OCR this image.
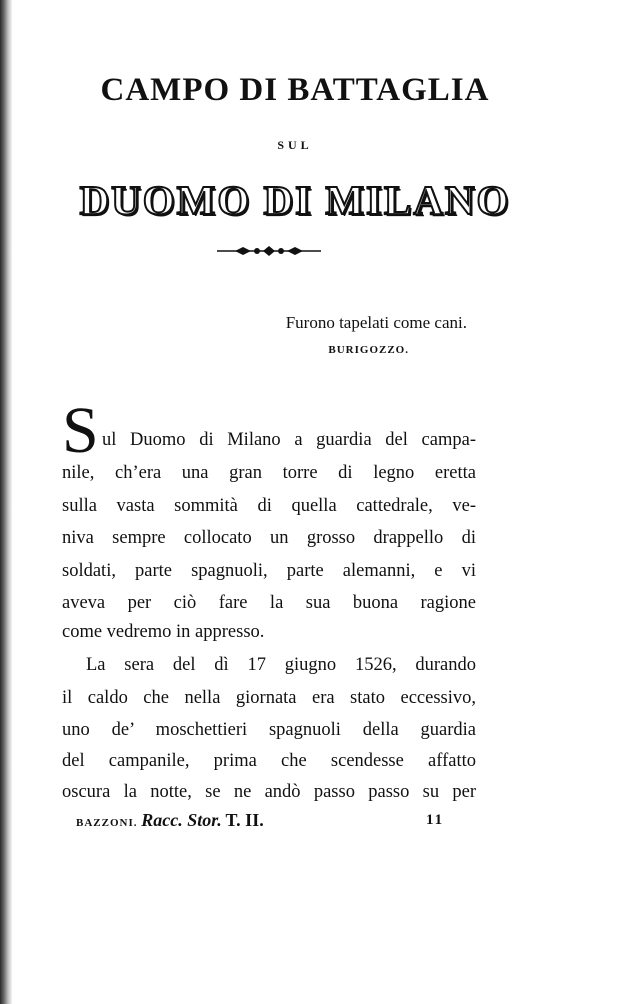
CAMPO DI BATTAGLIA
SUL
DUOMO DI MILANO
Furono tapelati come cani.
BURIGOZZO.
S ul Duomo di Milano a guardia del campa-
nile, ch’era una gran torre di legno eretta
sulla vasta sommità di quella cattedrale, ve-
niva sempre collocato un grosso drappello di
soldati, parte spagnuoli, parte alemanni, e vi
aveva per ciò fare la sua buona ragione
come vedremo in appresso.
La sera del dì 17 giugno 1526, durando
il caldo che nella giornata era stato eccessivo,
uno de’ moschettieri spagnuoli della guardia
del campanile, prima che scendesse affatto
oscura la notte, se ne andò passo passo su per
BAZZONI. Racc. Stor. T. II.	11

## What needs to be done
Return each line of the listing that holds the string "guardia".

## Task response
S ul Duomo di Milano a guardia del campa-
uno de’ moschettieri spagnuoli della guardia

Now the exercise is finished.